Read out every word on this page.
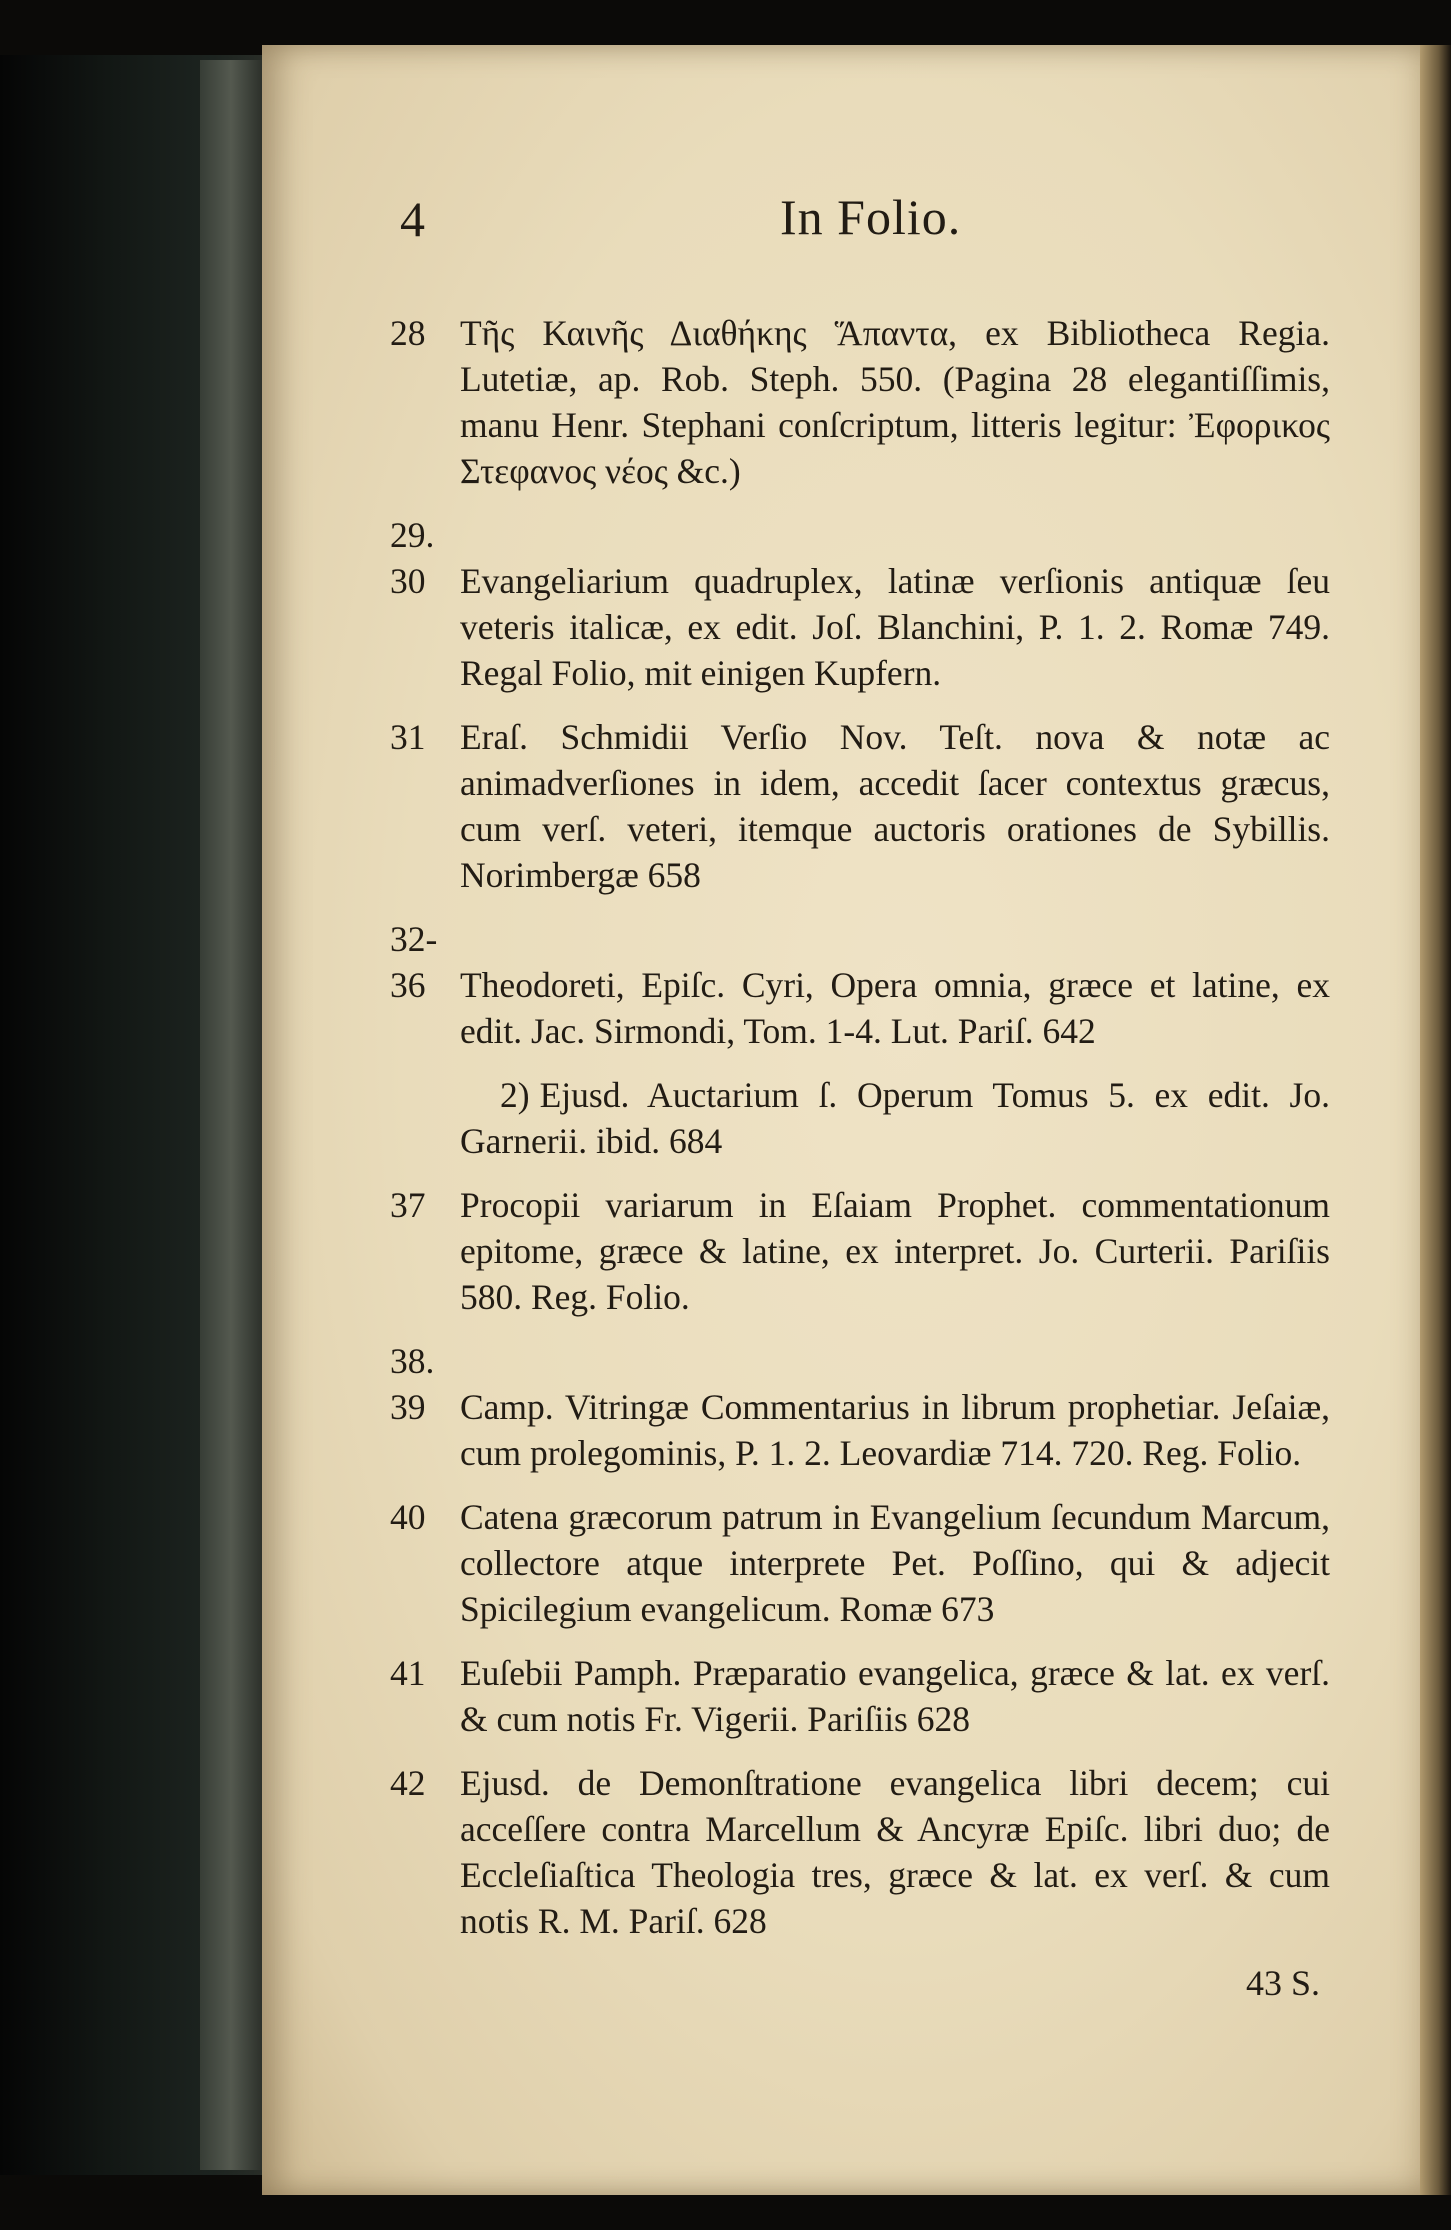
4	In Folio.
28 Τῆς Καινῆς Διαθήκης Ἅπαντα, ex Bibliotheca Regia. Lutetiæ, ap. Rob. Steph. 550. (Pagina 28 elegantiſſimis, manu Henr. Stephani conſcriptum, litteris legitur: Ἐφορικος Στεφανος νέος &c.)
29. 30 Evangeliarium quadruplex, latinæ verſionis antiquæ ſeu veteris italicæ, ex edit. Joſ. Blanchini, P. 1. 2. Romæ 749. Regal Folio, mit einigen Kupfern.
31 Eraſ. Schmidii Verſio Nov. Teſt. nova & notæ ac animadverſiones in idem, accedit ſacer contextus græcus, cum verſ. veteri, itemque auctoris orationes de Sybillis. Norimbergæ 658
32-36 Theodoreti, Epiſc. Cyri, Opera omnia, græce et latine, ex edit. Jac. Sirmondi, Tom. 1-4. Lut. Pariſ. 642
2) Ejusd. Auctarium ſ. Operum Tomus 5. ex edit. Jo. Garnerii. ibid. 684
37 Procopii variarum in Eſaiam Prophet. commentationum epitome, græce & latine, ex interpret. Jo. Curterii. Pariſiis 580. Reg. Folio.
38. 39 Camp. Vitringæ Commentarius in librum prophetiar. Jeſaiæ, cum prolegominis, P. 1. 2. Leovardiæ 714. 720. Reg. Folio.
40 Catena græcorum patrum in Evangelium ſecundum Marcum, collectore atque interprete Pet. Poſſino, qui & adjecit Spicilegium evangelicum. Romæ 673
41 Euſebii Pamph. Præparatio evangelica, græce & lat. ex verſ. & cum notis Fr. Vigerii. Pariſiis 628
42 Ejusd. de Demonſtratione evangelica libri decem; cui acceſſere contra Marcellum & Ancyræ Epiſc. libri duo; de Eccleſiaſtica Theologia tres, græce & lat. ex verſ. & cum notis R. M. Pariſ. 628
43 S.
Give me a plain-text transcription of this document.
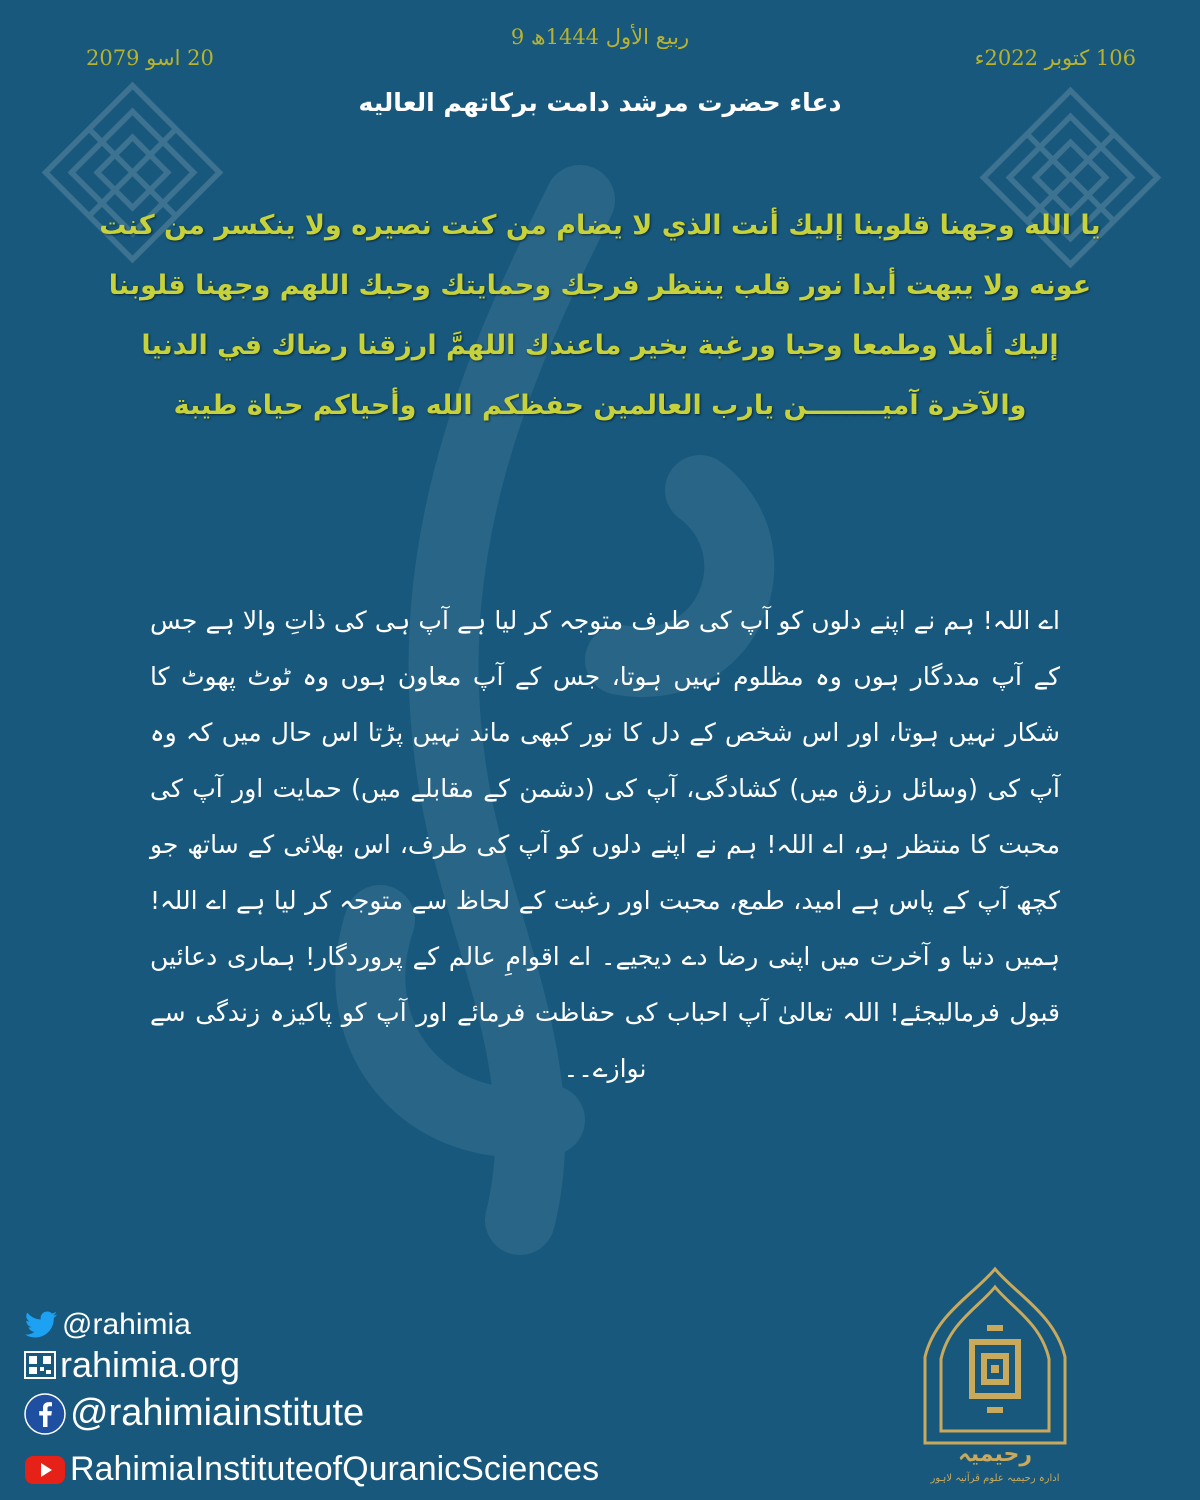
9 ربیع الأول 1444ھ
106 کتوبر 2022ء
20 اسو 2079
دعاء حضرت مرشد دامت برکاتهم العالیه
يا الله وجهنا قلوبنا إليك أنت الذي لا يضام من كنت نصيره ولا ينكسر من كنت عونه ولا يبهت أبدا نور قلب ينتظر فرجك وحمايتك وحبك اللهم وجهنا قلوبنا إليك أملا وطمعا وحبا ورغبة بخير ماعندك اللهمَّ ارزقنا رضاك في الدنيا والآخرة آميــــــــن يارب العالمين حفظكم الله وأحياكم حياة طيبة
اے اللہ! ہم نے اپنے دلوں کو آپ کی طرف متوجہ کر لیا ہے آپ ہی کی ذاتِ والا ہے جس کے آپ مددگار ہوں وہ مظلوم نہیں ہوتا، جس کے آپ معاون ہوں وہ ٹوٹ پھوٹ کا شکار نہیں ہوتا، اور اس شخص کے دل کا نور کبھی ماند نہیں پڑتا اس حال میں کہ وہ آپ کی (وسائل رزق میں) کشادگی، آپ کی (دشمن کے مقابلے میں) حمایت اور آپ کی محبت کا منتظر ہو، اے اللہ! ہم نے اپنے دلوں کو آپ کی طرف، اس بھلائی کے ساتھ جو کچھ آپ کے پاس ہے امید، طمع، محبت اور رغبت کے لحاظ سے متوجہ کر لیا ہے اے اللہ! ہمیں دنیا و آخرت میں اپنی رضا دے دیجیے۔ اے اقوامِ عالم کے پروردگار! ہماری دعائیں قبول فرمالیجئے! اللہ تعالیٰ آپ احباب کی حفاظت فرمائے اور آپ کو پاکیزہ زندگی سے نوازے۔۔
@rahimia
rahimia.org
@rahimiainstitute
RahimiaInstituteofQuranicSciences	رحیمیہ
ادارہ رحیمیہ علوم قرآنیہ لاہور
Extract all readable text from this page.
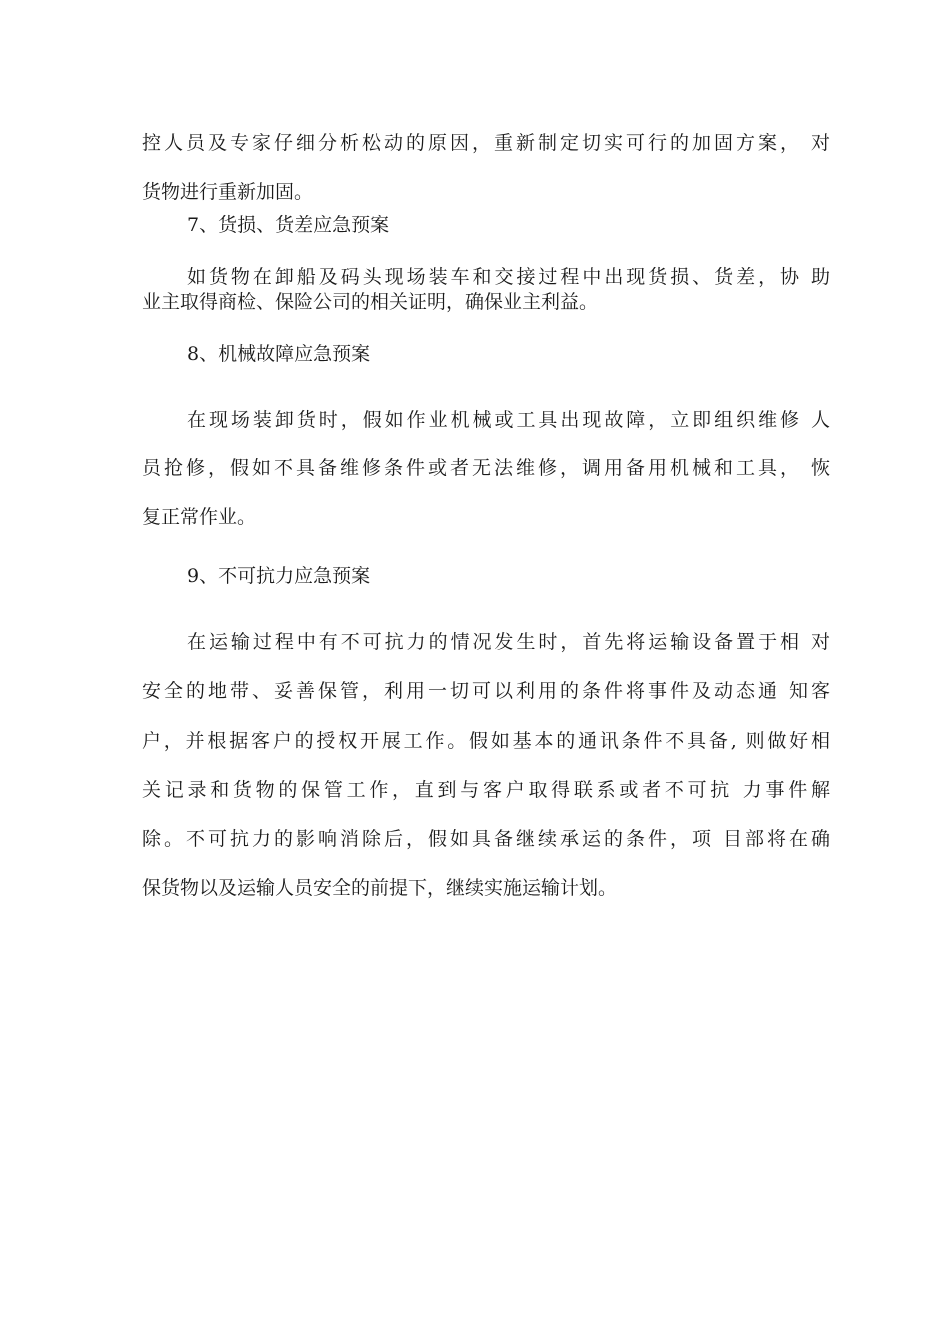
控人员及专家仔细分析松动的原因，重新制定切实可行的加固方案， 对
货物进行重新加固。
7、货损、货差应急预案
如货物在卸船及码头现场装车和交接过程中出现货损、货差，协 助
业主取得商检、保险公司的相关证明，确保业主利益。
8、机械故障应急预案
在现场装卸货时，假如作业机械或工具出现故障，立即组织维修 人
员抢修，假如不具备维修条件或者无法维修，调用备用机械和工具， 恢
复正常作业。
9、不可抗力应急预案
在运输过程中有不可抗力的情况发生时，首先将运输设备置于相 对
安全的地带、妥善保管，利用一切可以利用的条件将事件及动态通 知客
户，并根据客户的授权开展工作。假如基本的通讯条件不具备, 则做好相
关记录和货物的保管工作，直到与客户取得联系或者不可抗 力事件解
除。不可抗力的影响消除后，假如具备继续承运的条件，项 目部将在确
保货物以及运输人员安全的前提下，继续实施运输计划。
--------------------
DIRECTION:
Output all of the entries verbatim, leaving out any images.

RESULT OF THIS TASK:
Read out every word on this page.
4	In Folio.
28 Τῆς Καινῆς Διαθήκης Ἅπαντα, ex Bibliotheca Regia. Lutetiæ, ap. Rob. Steph. 550. (Pagina 28 elegantiſſimis, manu Henr. Stephani conſcriptum, litteris legitur: Ἐφορικος Στεφανος νέος &c.)
29. 30 Evangeliarium quadruplex, latinæ verſionis antiquæ ſeu veteris italicæ, ex edit. Joſ. Blanchini, P. 1. 2. Romæ 749. Regal Folio, mit einigen Kupfern.
31 Eraſ. Schmidii Verſio Nov. Teſt. nova & notæ ac animadverſiones in idem, accedit ſacer contextus græcus, cum verſ. veteri, itemque auctoris orationes de Sybillis. Norimbergæ 658
32-36 Theodoreti, Epiſc. Cyri, Opera omnia, græce et latine, ex edit. Jac. Sirmondi, Tom. 1-4. Lut. Pariſ. 642
2) Ejusd. Auctarium ſ. Operum Tomus 5. ex edit. Jo. Garnerii. ibid. 684
37 Procopii variarum in Eſaiam Prophet. commentationum epitome, græce & latine, ex interpret. Jo. Curterii. Pariſiis 580. Reg. Folio.
38. 39 Camp. Vitringæ Commentarius in librum prophetiar. Jeſaiæ, cum prolegominis, P. 1. 2. Leovardiæ 714. 720. Reg. Folio.
40 Catena græcorum patrum in Evangelium ſecundum Marcum, collectore atque interprete Pet. Poſſino, qui & adjecit Spicilegium evangelicum. Romæ 673
41 Euſebii Pamph. Præparatio evangelica, græce & lat. ex verſ. & cum notis Fr. Vigerii. Pariſiis 628
42 Ejusd. de Demonſtratione evangelica libri decem; cui acceſſere contra Marcellum & Ancyræ Epiſc. libri duo; de Eccleſiaſtica Theologia tres, græce & lat. ex verſ. & cum notis R. M. Pariſ. 628
43 S.
Give me a plain-text transcription of this document.
9 ربیع الأول 1444ھ
106 کتوبر 2022ء
20 اسو 2079
دعاء حضرت مرشد دامت برکاتهم العالیه
يا الله وجهنا قلوبنا إليك أنت الذي لا يضام من كنت نصيره ولا ينكسر من كنت عونه ولا يبهت أبدا نور قلب ينتظر فرجك وحمايتك وحبك اللهم وجهنا قلوبنا إليك أملا وطمعا وحبا ورغبة بخير ماعندك اللهمَّ ارزقنا رضاك في الدنيا والآخرة آميــــــــن يارب العالمين حفظكم الله وأحياكم حياة طيبة
اے اللہ! ہم نے اپنے دلوں کو آپ کی طرف متوجہ کر لیا ہے آپ ہی کی ذاتِ والا ہے جس کے آپ مددگار ہوں وہ مظلوم نہیں ہوتا، جس کے آپ معاون ہوں وہ ٹوٹ پھوٹ کا شکار نہیں ہوتا، اور اس شخص کے دل کا نور کبھی ماند نہیں پڑتا اس حال میں کہ وہ آپ کی (وسائل رزق میں) کشادگی، آپ کی (دشمن کے مقابلے میں) حمایت اور آپ کی محبت کا منتظر ہو، اے اللہ! ہم نے اپنے دلوں کو آپ کی طرف، اس بھلائی کے ساتھ جو کچھ آپ کے پاس ہے امید، طمع، محبت اور رغبت کے لحاظ سے متوجہ کر لیا ہے اے اللہ! ہمیں دنیا و آخرت میں اپنی رضا دے دیجیے۔ اے اقوامِ عالم کے پروردگار! ہماری دعائیں قبول فرمالیجئے! اللہ تعالیٰ آپ احباب کی حفاظت فرمائے اور آپ کو پاکیزہ زندگی سے نوازے۔۔
@rahimia
rahimia.org
@rahimiainstitute
RahimiaInstituteofQuranicSciences	رحیمیہ
ادارہ رحیمیہ علوم قرآنیہ لاہور
Extract all readable text from this page.
控人员及专家仔细分析松动的原因，重新制定切实可行的加固方案， 对
货物进行重新加固。
7、货损、货差应急预案
如货物在卸船及码头现场装车和交接过程中出现货损、货差，协 助
业主取得商检、保险公司的相关证明，确保业主利益。
8、机械故障应急预案
在现场装卸货时，假如作业机械或工具出现故障，立即组织维修 人
员抢修，假如不具备维修条件或者无法维修，调用备用机械和工具， 恢
复正常作业。
9、不可抗力应急预案
在运输过程中有不可抗力的情况发生时，首先将运输设备置于相 对
安全的地带、妥善保管，利用一切可以利用的条件将事件及动态通 知客
户，并根据客户的授权开展工作。假如基本的通讯条件不具备, 则做好相
关记录和货物的保管工作，直到与客户取得联系或者不可抗 力事件解
除。不可抗力的影响消除后，假如具备继续承运的条件，项 目部将在确
保货物以及运输人员安全的前提下，继续实施运输计划。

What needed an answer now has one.